* _Required work_:
The exercise asks you to copy every line below in which "Project" appears.

## START Supplied material

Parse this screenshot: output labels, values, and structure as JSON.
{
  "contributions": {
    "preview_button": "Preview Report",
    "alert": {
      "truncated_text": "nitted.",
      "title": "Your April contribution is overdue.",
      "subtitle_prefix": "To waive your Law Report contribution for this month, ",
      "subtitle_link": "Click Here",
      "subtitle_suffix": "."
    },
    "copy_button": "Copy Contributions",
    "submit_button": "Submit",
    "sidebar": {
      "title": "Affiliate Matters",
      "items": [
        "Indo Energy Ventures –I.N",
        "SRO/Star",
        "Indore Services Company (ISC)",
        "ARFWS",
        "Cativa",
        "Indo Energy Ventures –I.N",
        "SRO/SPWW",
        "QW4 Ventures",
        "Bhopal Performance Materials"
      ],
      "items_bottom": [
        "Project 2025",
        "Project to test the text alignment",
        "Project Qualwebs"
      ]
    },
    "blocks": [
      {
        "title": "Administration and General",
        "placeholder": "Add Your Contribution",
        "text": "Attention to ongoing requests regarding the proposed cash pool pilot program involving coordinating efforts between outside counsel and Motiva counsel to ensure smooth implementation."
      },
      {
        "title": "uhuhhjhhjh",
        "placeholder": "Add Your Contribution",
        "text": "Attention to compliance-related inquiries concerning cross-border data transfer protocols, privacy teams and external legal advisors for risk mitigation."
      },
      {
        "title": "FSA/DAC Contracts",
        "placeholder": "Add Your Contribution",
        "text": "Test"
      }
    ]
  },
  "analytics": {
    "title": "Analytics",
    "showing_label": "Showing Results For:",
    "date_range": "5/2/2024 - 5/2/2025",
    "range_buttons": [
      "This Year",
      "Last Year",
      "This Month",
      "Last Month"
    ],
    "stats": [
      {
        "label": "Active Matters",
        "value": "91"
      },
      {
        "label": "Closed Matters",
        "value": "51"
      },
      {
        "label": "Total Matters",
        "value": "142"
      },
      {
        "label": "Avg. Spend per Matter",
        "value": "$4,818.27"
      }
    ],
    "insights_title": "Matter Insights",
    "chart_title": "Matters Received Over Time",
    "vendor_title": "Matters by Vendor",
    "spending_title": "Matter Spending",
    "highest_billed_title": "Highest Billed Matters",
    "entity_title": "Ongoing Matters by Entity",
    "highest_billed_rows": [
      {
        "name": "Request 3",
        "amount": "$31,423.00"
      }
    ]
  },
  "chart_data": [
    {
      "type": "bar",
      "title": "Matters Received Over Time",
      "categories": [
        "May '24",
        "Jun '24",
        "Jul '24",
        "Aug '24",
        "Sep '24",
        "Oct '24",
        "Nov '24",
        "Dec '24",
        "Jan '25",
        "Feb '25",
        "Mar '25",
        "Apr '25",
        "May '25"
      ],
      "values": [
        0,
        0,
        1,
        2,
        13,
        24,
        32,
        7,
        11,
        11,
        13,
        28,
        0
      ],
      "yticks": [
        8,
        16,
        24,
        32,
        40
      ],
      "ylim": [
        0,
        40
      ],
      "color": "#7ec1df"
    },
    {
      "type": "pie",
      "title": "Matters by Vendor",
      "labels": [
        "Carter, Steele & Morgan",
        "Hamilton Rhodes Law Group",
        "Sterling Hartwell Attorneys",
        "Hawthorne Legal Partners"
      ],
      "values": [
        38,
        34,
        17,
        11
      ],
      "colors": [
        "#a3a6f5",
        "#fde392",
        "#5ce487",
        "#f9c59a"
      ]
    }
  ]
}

## END Supplied material

* _Result for this exercise_:
        "Project 2025",
        "Project to test the text alignment",
        "Project Qualwebs"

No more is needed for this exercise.